***** SOURCE DATA

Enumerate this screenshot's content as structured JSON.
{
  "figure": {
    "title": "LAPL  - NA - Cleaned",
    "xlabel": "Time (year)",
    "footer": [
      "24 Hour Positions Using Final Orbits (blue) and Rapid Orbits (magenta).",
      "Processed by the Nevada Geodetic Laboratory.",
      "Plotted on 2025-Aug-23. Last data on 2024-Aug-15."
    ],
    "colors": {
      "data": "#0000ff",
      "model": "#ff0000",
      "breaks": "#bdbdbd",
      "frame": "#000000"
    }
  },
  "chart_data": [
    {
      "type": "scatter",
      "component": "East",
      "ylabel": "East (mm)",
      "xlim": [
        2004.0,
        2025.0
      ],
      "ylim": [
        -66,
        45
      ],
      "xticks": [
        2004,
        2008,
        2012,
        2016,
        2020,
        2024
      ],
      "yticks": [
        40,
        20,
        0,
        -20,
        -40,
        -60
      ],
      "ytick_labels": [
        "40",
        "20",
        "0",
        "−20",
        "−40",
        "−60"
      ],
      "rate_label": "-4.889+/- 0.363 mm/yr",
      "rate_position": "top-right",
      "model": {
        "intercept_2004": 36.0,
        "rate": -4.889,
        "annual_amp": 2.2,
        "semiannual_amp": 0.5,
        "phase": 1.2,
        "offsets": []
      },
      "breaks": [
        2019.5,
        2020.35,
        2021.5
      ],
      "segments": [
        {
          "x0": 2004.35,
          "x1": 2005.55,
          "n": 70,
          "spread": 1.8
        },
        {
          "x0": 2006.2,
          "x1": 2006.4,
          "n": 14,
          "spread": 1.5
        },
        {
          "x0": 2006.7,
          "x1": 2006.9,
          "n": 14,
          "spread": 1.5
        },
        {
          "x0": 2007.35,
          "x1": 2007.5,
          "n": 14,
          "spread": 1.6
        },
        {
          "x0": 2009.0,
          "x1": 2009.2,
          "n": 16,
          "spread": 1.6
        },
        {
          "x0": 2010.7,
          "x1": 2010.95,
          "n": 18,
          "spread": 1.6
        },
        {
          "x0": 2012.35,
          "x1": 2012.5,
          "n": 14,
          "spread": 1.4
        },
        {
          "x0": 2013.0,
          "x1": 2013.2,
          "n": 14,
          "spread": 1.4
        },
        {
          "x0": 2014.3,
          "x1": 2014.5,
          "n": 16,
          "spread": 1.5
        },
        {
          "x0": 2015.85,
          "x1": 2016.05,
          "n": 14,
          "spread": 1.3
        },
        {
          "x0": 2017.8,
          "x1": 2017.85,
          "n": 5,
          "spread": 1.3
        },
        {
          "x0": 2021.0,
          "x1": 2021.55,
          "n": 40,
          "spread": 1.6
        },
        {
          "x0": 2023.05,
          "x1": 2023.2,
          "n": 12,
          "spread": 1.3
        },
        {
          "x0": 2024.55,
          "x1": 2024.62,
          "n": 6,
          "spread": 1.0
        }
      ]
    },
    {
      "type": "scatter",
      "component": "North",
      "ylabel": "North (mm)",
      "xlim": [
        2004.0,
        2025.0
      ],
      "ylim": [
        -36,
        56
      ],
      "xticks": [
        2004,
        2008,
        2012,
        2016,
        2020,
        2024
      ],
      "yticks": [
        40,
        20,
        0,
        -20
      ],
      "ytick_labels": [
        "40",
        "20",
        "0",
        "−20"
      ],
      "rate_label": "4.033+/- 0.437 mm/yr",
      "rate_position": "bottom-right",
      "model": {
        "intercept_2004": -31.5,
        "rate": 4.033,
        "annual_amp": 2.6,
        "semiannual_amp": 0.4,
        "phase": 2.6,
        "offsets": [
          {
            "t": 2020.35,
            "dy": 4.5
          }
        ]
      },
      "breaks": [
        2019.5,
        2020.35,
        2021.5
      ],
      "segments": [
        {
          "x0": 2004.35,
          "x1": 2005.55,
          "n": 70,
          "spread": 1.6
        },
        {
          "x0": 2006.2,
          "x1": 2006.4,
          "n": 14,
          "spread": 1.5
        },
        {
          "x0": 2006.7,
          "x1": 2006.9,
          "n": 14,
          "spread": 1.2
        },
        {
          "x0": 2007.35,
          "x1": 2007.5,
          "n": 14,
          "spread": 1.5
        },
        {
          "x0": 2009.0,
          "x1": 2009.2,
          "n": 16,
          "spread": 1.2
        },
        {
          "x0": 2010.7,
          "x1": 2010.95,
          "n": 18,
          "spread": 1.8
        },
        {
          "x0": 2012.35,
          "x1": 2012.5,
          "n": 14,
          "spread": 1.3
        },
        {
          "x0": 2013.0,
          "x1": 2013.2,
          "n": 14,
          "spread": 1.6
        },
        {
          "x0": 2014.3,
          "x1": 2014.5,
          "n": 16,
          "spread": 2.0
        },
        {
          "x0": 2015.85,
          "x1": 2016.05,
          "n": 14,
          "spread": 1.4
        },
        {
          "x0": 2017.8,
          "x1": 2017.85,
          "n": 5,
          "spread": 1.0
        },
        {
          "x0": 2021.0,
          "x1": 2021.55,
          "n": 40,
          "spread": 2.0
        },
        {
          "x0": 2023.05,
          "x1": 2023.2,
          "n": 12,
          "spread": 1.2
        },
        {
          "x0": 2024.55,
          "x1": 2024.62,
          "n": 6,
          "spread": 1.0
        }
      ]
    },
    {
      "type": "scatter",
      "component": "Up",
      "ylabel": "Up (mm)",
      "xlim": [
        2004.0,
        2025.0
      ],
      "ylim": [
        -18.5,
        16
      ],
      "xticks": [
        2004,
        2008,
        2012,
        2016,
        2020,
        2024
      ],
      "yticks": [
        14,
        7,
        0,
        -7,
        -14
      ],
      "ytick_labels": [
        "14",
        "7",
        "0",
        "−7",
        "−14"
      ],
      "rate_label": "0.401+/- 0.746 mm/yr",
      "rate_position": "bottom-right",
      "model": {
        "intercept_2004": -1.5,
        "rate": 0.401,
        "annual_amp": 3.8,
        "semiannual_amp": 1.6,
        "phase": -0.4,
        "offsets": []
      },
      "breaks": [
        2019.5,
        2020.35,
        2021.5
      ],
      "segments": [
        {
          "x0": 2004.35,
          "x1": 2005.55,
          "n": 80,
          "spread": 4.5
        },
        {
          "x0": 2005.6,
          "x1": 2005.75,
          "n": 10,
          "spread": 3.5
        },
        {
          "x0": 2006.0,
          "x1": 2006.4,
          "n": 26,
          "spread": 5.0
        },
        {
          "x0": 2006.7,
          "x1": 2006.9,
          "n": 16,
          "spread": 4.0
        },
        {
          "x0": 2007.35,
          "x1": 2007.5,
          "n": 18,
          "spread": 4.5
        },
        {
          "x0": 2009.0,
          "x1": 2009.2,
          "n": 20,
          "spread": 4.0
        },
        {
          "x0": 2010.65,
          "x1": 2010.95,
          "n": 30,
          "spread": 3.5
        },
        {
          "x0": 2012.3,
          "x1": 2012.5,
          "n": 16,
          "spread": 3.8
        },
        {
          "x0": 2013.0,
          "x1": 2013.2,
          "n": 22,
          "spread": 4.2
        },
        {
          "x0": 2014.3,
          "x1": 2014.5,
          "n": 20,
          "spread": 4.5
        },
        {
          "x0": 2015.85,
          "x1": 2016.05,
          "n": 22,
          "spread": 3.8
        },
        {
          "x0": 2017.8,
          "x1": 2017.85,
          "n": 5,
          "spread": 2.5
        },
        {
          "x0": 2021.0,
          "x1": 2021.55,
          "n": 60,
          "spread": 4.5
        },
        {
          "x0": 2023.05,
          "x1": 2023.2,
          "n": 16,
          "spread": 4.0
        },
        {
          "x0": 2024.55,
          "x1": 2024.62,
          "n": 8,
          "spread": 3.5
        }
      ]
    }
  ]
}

**********

TASK DESCRIPTION:
Transcribe the entire listing above precisely.

THE RESPONSE:
Enumerate this screenshot's content as structured JSON.
{
  "figure": {
    "title": "LAPL  - NA - Cleaned",
    "xlabel": "Time (year)",
    "footer": [
      "24 Hour Positions Using Final Orbits (blue) and Rapid Orbits (magenta).",
      "Processed by the Nevada Geodetic Laboratory.",
      "Plotted on 2025-Aug-23. Last data on 2024-Aug-15."
    ],
    "colors": {
      "data": "#0000ff",
      "model": "#ff0000",
      "breaks": "#bdbdbd",
      "frame": "#000000"
    }
  },
  "chart_data": [
    {
      "type": "scatter",
      "component": "East",
      "ylabel": "East (mm)",
      "xlim": [
        2004.0,
        2025.0
      ],
      "ylim": [
        -66,
        45
      ],
      "xticks": [
        2004,
        2008,
        2012,
        2016,
        2020,
        2024
      ],
      "yticks": [
        40,
        20,
        0,
        -20,
        -40,
        -60
      ],
      "ytick_labels": [
        "40",
        "20",
        "0",
        "−20",
        "−40",
        "−60"
      ],
      "rate_label": "-4.889+/- 0.363 mm/yr",
      "rate_position": "top-right",
      "model": {
        "intercept_2004": 36.0,
        "rate": -4.889,
        "annual_amp": 2.2,
        "semiannual_amp": 0.5,
        "phase": 1.2,
        "offsets": []
      },
      "breaks": [
        2019.5,
        2020.35,
        2021.5
      ],
      "segments": [
        {
          "x0": 2004.35,
          "x1": 2005.55,
          "n": 70,
          "spread": 1.8
        },
        {
          "x0": 2006.2,
          "x1": 2006.4,
          "n": 14,
          "spread": 1.5
        },
        {
          "x0": 2006.7,
          "x1": 2006.9,
          "n": 14,
          "spread": 1.5
        },
        {
          "x0": 2007.35,
          "x1": 2007.5,
          "n": 14,
          "spread": 1.6
        },
        {
          "x0": 2009.0,
          "x1": 2009.2,
          "n": 16,
          "spread": 1.6
        },
        {
          "x0": 2010.7,
          "x1": 2010.95,
          "n": 18,
          "spread": 1.6
        },
        {
          "x0": 2012.35,
          "x1": 2012.5,
          "n": 14,
          "spread": 1.4
        },
        {
          "x0": 2013.0,
          "x1": 2013.2,
          "n": 14,
          "spread": 1.4
        },
        {
          "x0": 2014.3,
          "x1": 2014.5,
          "n": 16,
          "spread": 1.5
        },
        {
          "x0": 2015.85,
          "x1": 2016.05,
          "n": 14,
          "spread": 1.3
        },
        {
          "x0": 2017.8,
          "x1": 2017.85,
          "n": 5,
          "spread": 1.3
        },
        {
          "x0": 2021.0,
          "x1": 2021.55,
          "n": 40,
          "spread": 1.6
        },
        {
          "x0": 2023.05,
          "x1": 2023.2,
          "n": 12,
          "spread": 1.3
        },
        {
          "x0": 2024.55,
          "x1": 2024.62,
          "n": 6,
          "spread": 1.0
        }
      ]
    },
    {
      "type": "scatter",
      "component": "North",
      "ylabel": "North (mm)",
      "xlim": [
        2004.0,
        2025.0
      ],
      "ylim": [
        -36,
        56
      ],
      "xticks": [
        2004,
        2008,
        2012,
        2016,
        2020,
        2024
      ],
      "yticks": [
        40,
        20,
        0,
        -20
      ],
      "ytick_labels": [
        "40",
        "20",
        "0",
        "−20"
      ],
      "rate_label": "4.033+/- 0.437 mm/yr",
      "rate_position": "bottom-right",
      "model": {
        "intercept_2004": -31.5,
        "rate": 4.033,
        "annual_amp": 2.6,
        "semiannual_amp": 0.4,
        "phase": 2.6,
        "offsets": [
          {
            "t": 2020.35,
            "dy": 4.5
          }
        ]
      },
      "breaks": [
        2019.5,
        2020.35,
        2021.5
      ],
      "segments": [
        {
          "x0": 2004.35,
          "x1": 2005.55,
          "n": 70,
          "spread": 1.6
        },
        {
          "x0": 2006.2,
          "x1": 2006.4,
          "n": 14,
          "spread": 1.5
        },
        {
          "x0": 2006.7,
          "x1": 2006.9,
          "n": 14,
          "spread": 1.2
        },
        {
          "x0": 2007.35,
          "x1": 2007.5,
          "n": 14,
          "spread": 1.5
        },
        {
          "x0": 2009.0,
          "x1": 2009.2,
          "n": 16,
          "spread": 1.2
        },
        {
          "x0": 2010.7,
          "x1": 2010.95,
          "n": 18,
          "spread": 1.8
        },
        {
          "x0": 2012.35,
          "x1": 2012.5,
          "n": 14,
          "spread": 1.3
        },
        {
          "x0": 2013.0,
          "x1": 2013.2,
          "n": 14,
          "spread": 1.6
        },
        {
          "x0": 2014.3,
          "x1": 2014.5,
          "n": 16,
          "spread": 2.0
        },
        {
          "x0": 2015.85,
          "x1": 2016.05,
          "n": 14,
          "spread": 1.4
        },
        {
          "x0": 2017.8,
          "x1": 2017.85,
          "n": 5,
          "spread": 1.0
        },
        {
          "x0": 2021.0,
          "x1": 2021.55,
          "n": 40,
          "spread": 2.0
        },
        {
          "x0": 2023.05,
          "x1": 2023.2,
          "n": 12,
          "spread": 1.2
        },
        {
          "x0": 2024.55,
          "x1": 2024.62,
          "n": 6,
          "spread": 1.0
        }
      ]
    },
    {
      "type": "scatter",
      "component": "Up",
      "ylabel": "Up (mm)",
      "xlim": [
        2004.0,
        2025.0
      ],
      "ylim": [
        -18.5,
        16
      ],
      "xticks": [
        2004,
        2008,
        2012,
        2016,
        2020,
        2024
      ],
      "yticks": [
        14,
        7,
        0,
        -7,
        -14
      ],
      "ytick_labels": [
        "14",
        "7",
        "0",
        "−7",
        "−14"
      ],
      "rate_label": "0.401+/- 0.746 mm/yr",
      "rate_position": "bottom-right",
      "model": {
        "intercept_2004": -1.5,
        "rate": 0.401,
        "annual_amp": 3.8,
        "semiannual_amp": 1.6,
        "phase": -0.4,
        "offsets": []
      },
      "breaks": [
        2019.5,
        2020.35,
        2021.5
      ],
      "segments": [
        {
          "x0": 2004.35,
          "x1": 2005.55,
          "n": 80,
          "spread": 4.5
        },
        {
          "x0": 2005.6,
          "x1": 2005.75,
          "n": 10,
          "spread": 3.5
        },
        {
          "x0": 2006.0,
          "x1": 2006.4,
          "n": 26,
          "spread": 5.0
        },
        {
          "x0": 2006.7,
          "x1": 2006.9,
          "n": 16,
          "spread": 4.0
        },
        {
          "x0": 2007.35,
          "x1": 2007.5,
          "n": 18,
          "spread": 4.5
        },
        {
          "x0": 2009.0,
          "x1": 2009.2,
          "n": 20,
          "spread": 4.0
        },
        {
          "x0": 2010.65,
          "x1": 2010.95,
          "n": 30,
          "spread": 3.5
        },
        {
          "x0": 2012.3,
          "x1": 2012.5,
          "n": 16,
          "spread": 3.8
        },
        {
          "x0": 2013.0,
          "x1": 2013.2,
          "n": 22,
          "spread": 4.2
        },
        {
          "x0": 2014.3,
          "x1": 2014.5,
          "n": 20,
          "spread": 4.5
        },
        {
          "x0": 2015.85,
          "x1": 2016.05,
          "n": 22,
          "spread": 3.8
        },
        {
          "x0": 2017.8,
          "x1": 2017.85,
          "n": 5,
          "spread": 2.5
        },
        {
          "x0": 2021.0,
          "x1": 2021.55,
          "n": 60,
          "spread": 4.5
        },
        {
          "x0": 2023.05,
          "x1": 2023.2,
          "n": 16,
          "spread": 4.0
        },
        {
          "x0": 2024.55,
          "x1": 2024.62,
          "n": 8,
          "spread": 3.5
        }
      ]
    }
  ]
}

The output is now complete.